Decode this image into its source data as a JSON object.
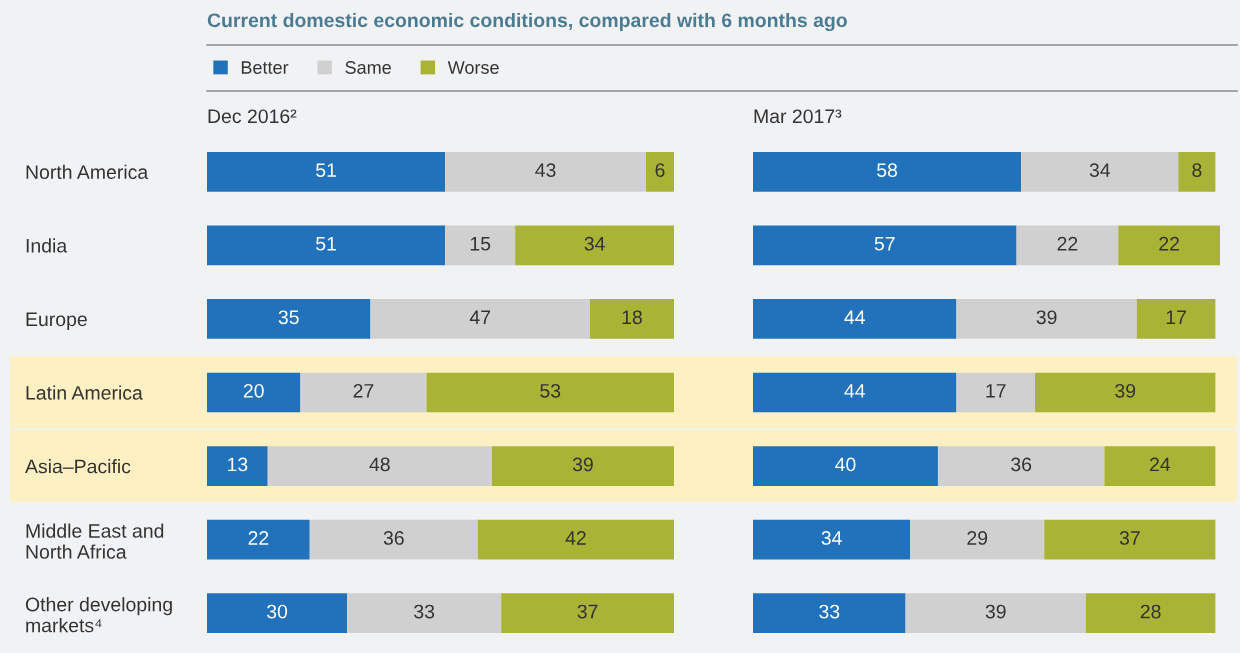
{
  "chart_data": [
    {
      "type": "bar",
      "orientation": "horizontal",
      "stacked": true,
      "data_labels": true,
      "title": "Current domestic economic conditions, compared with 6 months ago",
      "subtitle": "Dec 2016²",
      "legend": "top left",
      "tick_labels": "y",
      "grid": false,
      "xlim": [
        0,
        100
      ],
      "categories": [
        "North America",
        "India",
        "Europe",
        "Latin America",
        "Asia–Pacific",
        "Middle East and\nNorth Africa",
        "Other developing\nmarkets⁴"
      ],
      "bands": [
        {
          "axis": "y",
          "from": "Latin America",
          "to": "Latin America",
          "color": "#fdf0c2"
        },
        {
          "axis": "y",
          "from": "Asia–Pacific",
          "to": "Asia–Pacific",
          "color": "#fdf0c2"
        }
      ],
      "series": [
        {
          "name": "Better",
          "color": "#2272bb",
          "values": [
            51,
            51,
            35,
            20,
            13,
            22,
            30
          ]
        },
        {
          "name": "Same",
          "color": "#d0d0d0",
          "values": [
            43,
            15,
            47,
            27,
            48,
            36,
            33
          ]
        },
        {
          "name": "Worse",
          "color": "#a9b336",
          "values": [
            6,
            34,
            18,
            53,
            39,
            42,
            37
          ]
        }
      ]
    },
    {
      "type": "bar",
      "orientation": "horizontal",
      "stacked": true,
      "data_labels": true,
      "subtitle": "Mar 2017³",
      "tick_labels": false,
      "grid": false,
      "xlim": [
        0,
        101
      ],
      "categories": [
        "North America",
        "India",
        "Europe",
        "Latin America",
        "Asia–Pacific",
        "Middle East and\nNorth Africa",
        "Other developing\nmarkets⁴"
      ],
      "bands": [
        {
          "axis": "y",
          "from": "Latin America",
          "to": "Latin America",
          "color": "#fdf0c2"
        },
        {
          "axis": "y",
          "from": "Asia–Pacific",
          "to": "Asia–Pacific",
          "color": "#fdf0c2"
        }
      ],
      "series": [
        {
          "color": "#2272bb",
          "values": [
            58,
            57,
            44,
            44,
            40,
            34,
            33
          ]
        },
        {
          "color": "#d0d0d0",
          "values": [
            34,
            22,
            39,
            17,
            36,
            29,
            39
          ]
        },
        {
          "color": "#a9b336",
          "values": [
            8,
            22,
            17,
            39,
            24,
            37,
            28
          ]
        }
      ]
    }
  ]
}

**********

> **To do**
Extract the entries in full, exactly as they are, minus the pictures.

> **Solution to this problem**
Decode this image into its source data as a JSON object.
{
  "chart_data": [
    {
      "type": "bar",
      "orientation": "horizontal",
      "stacked": true,
      "data_labels": true,
      "title": "Current domestic economic conditions, compared with 6 months ago",
      "subtitle": "Dec 2016²",
      "legend": "top left",
      "tick_labels": "y",
      "grid": false,
      "xlim": [
        0,
        100
      ],
      "categories": [
        "North America",
        "India",
        "Europe",
        "Latin America",
        "Asia–Pacific",
        "Middle East and\nNorth Africa",
        "Other developing\nmarkets⁴"
      ],
      "bands": [
        {
          "axis": "y",
          "from": "Latin America",
          "to": "Latin America",
          "color": "#fdf0c2"
        },
        {
          "axis": "y",
          "from": "Asia–Pacific",
          "to": "Asia–Pacific",
          "color": "#fdf0c2"
        }
      ],
      "series": [
        {
          "name": "Better",
          "color": "#2272bb",
          "values": [
            51,
            51,
            35,
            20,
            13,
            22,
            30
          ]
        },
        {
          "name": "Same",
          "color": "#d0d0d0",
          "values": [
            43,
            15,
            47,
            27,
            48,
            36,
            33
          ]
        },
        {
          "name": "Worse",
          "color": "#a9b336",
          "values": [
            6,
            34,
            18,
            53,
            39,
            42,
            37
          ]
        }
      ]
    },
    {
      "type": "bar",
      "orientation": "horizontal",
      "stacked": true,
      "data_labels": true,
      "subtitle": "Mar 2017³",
      "tick_labels": false,
      "grid": false,
      "xlim": [
        0,
        101
      ],
      "categories": [
        "North America",
        "India",
        "Europe",
        "Latin America",
        "Asia–Pacific",
        "Middle East and\nNorth Africa",
        "Other developing\nmarkets⁴"
      ],
      "bands": [
        {
          "axis": "y",
          "from": "Latin America",
          "to": "Latin America",
          "color": "#fdf0c2"
        },
        {
          "axis": "y",
          "from": "Asia–Pacific",
          "to": "Asia–Pacific",
          "color": "#fdf0c2"
        }
      ],
      "series": [
        {
          "color": "#2272bb",
          "values": [
            58,
            57,
            44,
            44,
            40,
            34,
            33
          ]
        },
        {
          "color": "#d0d0d0",
          "values": [
            34,
            22,
            39,
            17,
            36,
            29,
            39
          ]
        },
        {
          "color": "#a9b336",
          "values": [
            8,
            22,
            17,
            39,
            24,
            37,
            28
          ]
        }
      ]
    }
  ]
}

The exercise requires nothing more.